Problem to work on: Copy the lines that follow, keeping every character the same.

— START OF Input —

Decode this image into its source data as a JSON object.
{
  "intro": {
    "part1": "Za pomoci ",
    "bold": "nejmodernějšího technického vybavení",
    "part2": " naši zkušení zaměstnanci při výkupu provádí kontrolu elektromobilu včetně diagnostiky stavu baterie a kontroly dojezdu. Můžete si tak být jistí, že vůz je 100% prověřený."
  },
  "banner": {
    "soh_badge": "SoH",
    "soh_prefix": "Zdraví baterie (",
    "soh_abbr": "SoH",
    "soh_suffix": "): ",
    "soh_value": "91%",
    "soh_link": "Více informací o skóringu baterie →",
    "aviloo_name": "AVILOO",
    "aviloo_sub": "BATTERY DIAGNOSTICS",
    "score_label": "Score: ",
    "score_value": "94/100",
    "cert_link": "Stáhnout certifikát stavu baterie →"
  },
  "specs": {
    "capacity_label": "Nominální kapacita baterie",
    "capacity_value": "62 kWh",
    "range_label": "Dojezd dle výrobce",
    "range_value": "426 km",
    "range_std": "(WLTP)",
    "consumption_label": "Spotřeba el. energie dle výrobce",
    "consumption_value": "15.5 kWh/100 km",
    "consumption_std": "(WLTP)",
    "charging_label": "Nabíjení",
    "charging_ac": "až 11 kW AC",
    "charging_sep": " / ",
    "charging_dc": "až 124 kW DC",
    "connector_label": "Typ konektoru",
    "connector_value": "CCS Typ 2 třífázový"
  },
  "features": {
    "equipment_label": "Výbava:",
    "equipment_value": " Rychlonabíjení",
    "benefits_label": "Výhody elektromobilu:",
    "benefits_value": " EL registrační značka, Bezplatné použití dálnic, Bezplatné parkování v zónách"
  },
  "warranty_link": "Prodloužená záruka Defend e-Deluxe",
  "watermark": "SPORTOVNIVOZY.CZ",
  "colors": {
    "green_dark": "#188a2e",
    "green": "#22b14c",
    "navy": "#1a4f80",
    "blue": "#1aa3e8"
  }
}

— END OF Input —

Exercise response:
Decode this image into its source data as a JSON object.
{
  "intro": {
    "part1": "Za pomoci ",
    "bold": "nejmodernějšího technického vybavení",
    "part2": " naši zkušení zaměstnanci při výkupu provádí kontrolu elektromobilu včetně diagnostiky stavu baterie a kontroly dojezdu. Můžete si tak být jistí, že vůz je 100% prověřený."
  },
  "banner": {
    "soh_badge": "SoH",
    "soh_prefix": "Zdraví baterie (",
    "soh_abbr": "SoH",
    "soh_suffix": "): ",
    "soh_value": "91%",
    "soh_link": "Více informací o skóringu baterie →",
    "aviloo_name": "AVILOO",
    "aviloo_sub": "BATTERY DIAGNOSTICS",
    "score_label": "Score: ",
    "score_value": "94/100",
    "cert_link": "Stáhnout certifikát stavu baterie →"
  },
  "specs": {
    "capacity_label": "Nominální kapacita baterie",
    "capacity_value": "62 kWh",
    "range_label": "Dojezd dle výrobce",
    "range_value": "426 km",
    "range_std": "(WLTP)",
    "consumption_label": "Spotřeba el. energie dle výrobce",
    "consumption_value": "15.5 kWh/100 km",
    "consumption_std": "(WLTP)",
    "charging_label": "Nabíjení",
    "charging_ac": "až 11 kW AC",
    "charging_sep": " / ",
    "charging_dc": "až 124 kW DC",
    "connector_label": "Typ konektoru",
    "connector_value": "CCS Typ 2 třífázový"
  },
  "features": {
    "equipment_label": "Výbava:",
    "equipment_value": " Rychlonabíjení",
    "benefits_label": "Výhody elektromobilu:",
    "benefits_value": " EL registrační značka, Bezplatné použití dálnic, Bezplatné parkování v zónách"
  },
  "warranty_link": "Prodloužená záruka Defend e-Deluxe",
  "watermark": "SPORTOVNIVOZY.CZ",
  "colors": {
    "green_dark": "#188a2e",
    "green": "#22b14c",
    "navy": "#1a4f80",
    "blue": "#1aa3e8"
  }
}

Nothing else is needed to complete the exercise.